#### Entries supplied

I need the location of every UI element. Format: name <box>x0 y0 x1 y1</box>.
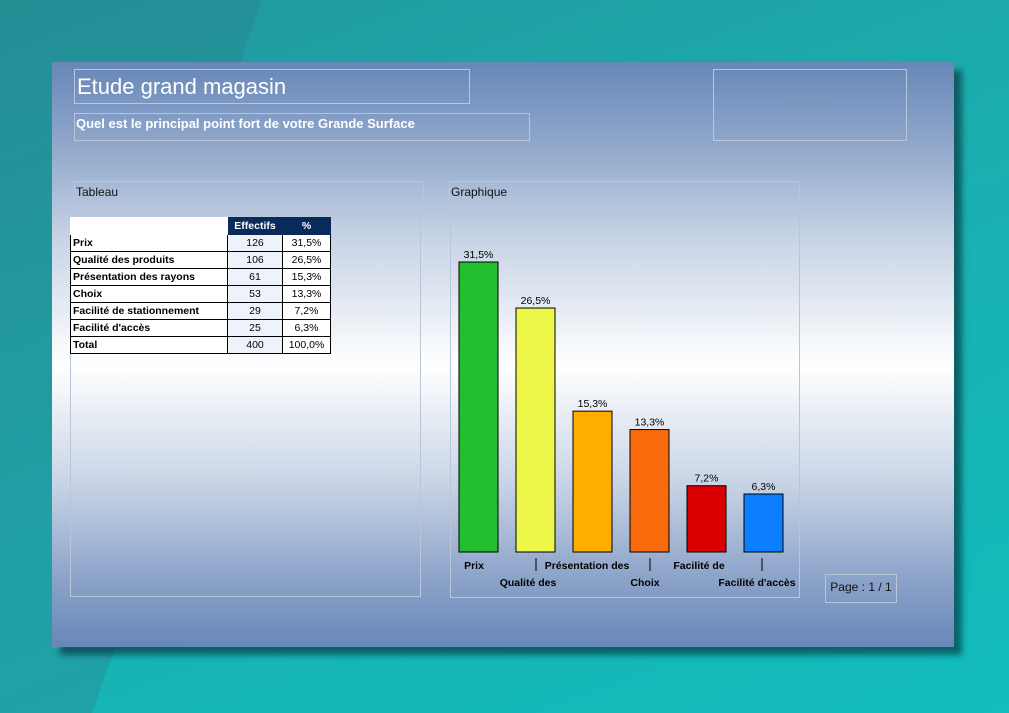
chart-category-label: Choix <box>630 577 659 589</box>
total-count: 400 <box>227 336 283 354</box>
report-title: Etude grand magasin <box>77 74 287 99</box>
row-label: Facilité d'accès <box>70 319 228 337</box>
results-table: Effectifs % Prix 126 31,5% Qualité des p… <box>70 217 331 354</box>
chart-value-label: 7,2% <box>695 473 719 485</box>
chart-bar <box>686 485 727 553</box>
table-header-count: Effectifs <box>227 217 283 235</box>
chart-bar <box>743 493 784 553</box>
subtitle-frame: Quel est le principal point fort de votr… <box>74 113 530 141</box>
row-label: Qualité des produits <box>70 251 228 269</box>
row-label: Choix <box>70 285 228 303</box>
chart-section-header: Graphique <box>449 181 800 209</box>
chart-bar <box>458 261 499 553</box>
logo-frame: Votre logo <box>713 69 907 141</box>
table-row: Présentation des rayons 61 15,3% <box>70 268 331 286</box>
row-percent: 15,3% <box>282 268 331 286</box>
chart-value-label: 13,3% <box>635 417 665 429</box>
chart-value-label: 6,3% <box>752 481 776 493</box>
chart-value-label: 31,5% <box>464 249 494 261</box>
row-count: 29 <box>227 302 283 320</box>
chart-category-label: Prix <box>464 560 484 572</box>
page-indicator: Page : 1 / 1 <box>825 574 897 603</box>
chart-category-label: Qualité des <box>500 577 557 589</box>
row-percent: 13,3% <box>282 285 331 303</box>
table-header-row: Effectifs % <box>70 217 331 235</box>
total-label: Total <box>70 336 228 354</box>
chart-category-label: Facilité d'accès <box>718 577 795 589</box>
chart-panel <box>450 215 800 598</box>
chart-value-label: 26,5% <box>521 295 551 307</box>
chart-bar <box>515 307 556 553</box>
chart-section-label: Graphique <box>451 185 508 199</box>
title-frame: Etude grand magasin <box>74 69 470 104</box>
total-percent: 100,0% <box>282 336 331 354</box>
row-count: 25 <box>227 319 283 337</box>
table-row: Choix 53 13,3% <box>70 285 331 303</box>
table-panel <box>70 215 421 597</box>
table-section-label: Tableau <box>76 185 119 199</box>
report-question: Quel est le principal point fort de votr… <box>76 116 415 131</box>
table-total-row: Total 400 100,0% <box>70 336 331 354</box>
chart-category-label: Présentation des <box>545 560 630 572</box>
table-row: Qualité des produits 106 26,5% <box>70 251 331 269</box>
table-section-header: Tableau <box>74 181 424 209</box>
bar-chart: 31,5% 26,5% 15,3% 13,3% 7,2% 6,3% Prix Qualité … <box>458 249 796 589</box>
row-label: Présentation des rayons <box>70 268 228 286</box>
chart-category-label: Facilité de <box>673 560 725 572</box>
page-indicator-text: Page : 1 / 1 <box>830 580 892 594</box>
report-page: Etude grand magasin Quel est le principa… <box>52 62 954 647</box>
logo-placeholder: Votre logo <box>787 97 833 108</box>
chart-value-label: 15,3% <box>578 398 608 410</box>
chart-bar <box>572 410 613 553</box>
table-header-label <box>70 217 228 235</box>
chart-bar <box>629 429 670 553</box>
row-percent: 31,5% <box>282 234 331 252</box>
row-label: Prix <box>70 234 228 252</box>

#### What you will do
Give every line of the records as a Markdown table with the columns Row and Entry, numbering the rows in order and omitting blank lines. Leave the pictures out of the table.

#### Written reply
| Row | Entry |
|---|---|
| 1 | I need the location of every UI element. Format: name <box>x0 y0 x1 y1</box>. |
| 2 | chart-category-label: Choix <box>630 577 659 589</box> |
| 3 | total-count: 400 <box>227 336 283 354</box> |
| 4 | report-title: Etude grand magasin <box>77 74 287 99</box> |
| 5 | row-label: Facilité d'accès <box>70 319 228 337</box> |
| 6 | results-table: Effectifs % Prix 126 31,5% Qualité des p… <box>70 217 331 354</box> |
| 7 | chart-value-label: 7,2% <box>695 473 719 485</box> |
| 8 | chart-bar <box>686 485 727 553</box> |
| 9 | table-header-count: Effectifs <box>227 217 283 235</box> |
| 10 | chart-bar <box>743 493 784 553</box> |
| 11 | subtitle-frame: Quel est le principal point fort de votr… <box>74 113 530 141</box> |
| 12 | row-label: Qualité des produits <box>70 251 228 269</box> |
| 13 | row-label: Choix <box>70 285 228 303</box> |
| 14 | chart-section-header: Graphique <box>449 181 800 209</box> |
| 15 | chart-bar <box>458 261 499 553</box> |
| 16 | logo-frame: Votre logo <box>713 69 907 141</box> |
| 17 | table-row: Présentation des rayons 61 15,3% <box>70 268 331 286</box> |
| 18 | row-percent: 15,3% <box>282 268 331 286</box> |
| 19 | chart-value-label: 13,3% <box>635 417 665 429</box> |
| 20 | chart-value-label: 6,3% <box>752 481 776 493</box> |
| 21 | chart-value-label: 31,5% <box>464 249 494 261</box> |
| 22 | row-count: 29 <box>227 302 283 320</box> |
| 23 | chart-category-label: Prix <box>464 560 484 572</box> |
| 24 | page-indicator: Page : 1 / 1 <box>825 574 897 603</box> |
| 25 | chart-category-label: Qualité des <box>500 577 557 589</box> |
| 26 | row-percent: 13,3% <box>282 285 331 303</box> |
| 27 | table-header-row: Effectifs % <box>70 217 331 235</box> |
| 28 | total-label: Total <box>70 336 228 354</box> |
| 29 | chart-category-label: Facilité d'accès <box>718 577 795 589</box> |
| 30 | chart-panel <box>450 215 800 598</box> |
| 31 | chart-value-label: 26,5% <box>521 295 551 307</box> |
| 32 | chart-bar <box>515 307 556 553</box> |
| 33 | chart-section-label: Graphique <box>451 185 508 199</box> |
| 34 | title-frame: Etude grand magasin <box>74 69 470 104</box> |
| 35 | total-percent: 100,0% <box>282 336 331 354</box> |
| 36 | row-count: 25 <box>227 319 283 337</box> |
| 37 | table-row: Choix 53 13,3% <box>70 285 331 303</box> |
| 38 | table-panel <box>70 215 421 597</box> |
| 39 | table-section-label: Tableau <box>76 185 119 199</box> |
| 40 | report-question: Quel est le principal point fort de votr… <box>76 116 415 131</box> |
| 41 | table-total-row: Total 400 100,0% <box>70 336 331 354</box> |
| 42 | chart-category-label: Présentation des <box>545 560 630 572</box> |
| 43 | table-row: Qualité des produits 106 26,5% <box>70 251 331 269</box> |
| 44 | table-section-header: Tableau <box>74 181 424 209</box> |
| 45 | bar-chart: 31,5% 26,5% 15,3% 13,3% 7,2% 6,3% Prix Qualité … <box>458 249 796 589</box> |
| 46 | row-label: Présentation des rayons <box>70 268 228 286</box> |
| 47 | chart-category-label: Facilité de <box>673 560 725 572</box> |
| 48 | page-indicator-text: Page : 1 / 1 <box>830 580 892 594</box> |
| 49 | report-page: Etude grand magasin Quel est le principa… <box>52 62 954 647</box> |
| 50 | logo-placeholder: Votre logo <box>787 97 833 108</box> |
| 51 | chart-value-label: 15,3% <box>578 398 608 410</box> |
| 52 | chart-bar <box>572 410 613 553</box> |
| 53 | table-header-label <box>70 217 228 235</box> |
| 54 | chart-bar <box>629 429 670 553</box> |
| 55 | row-percent: 31,5% <box>282 234 331 252</box> |
| 56 | row-label: Prix <box>70 234 228 252</box> |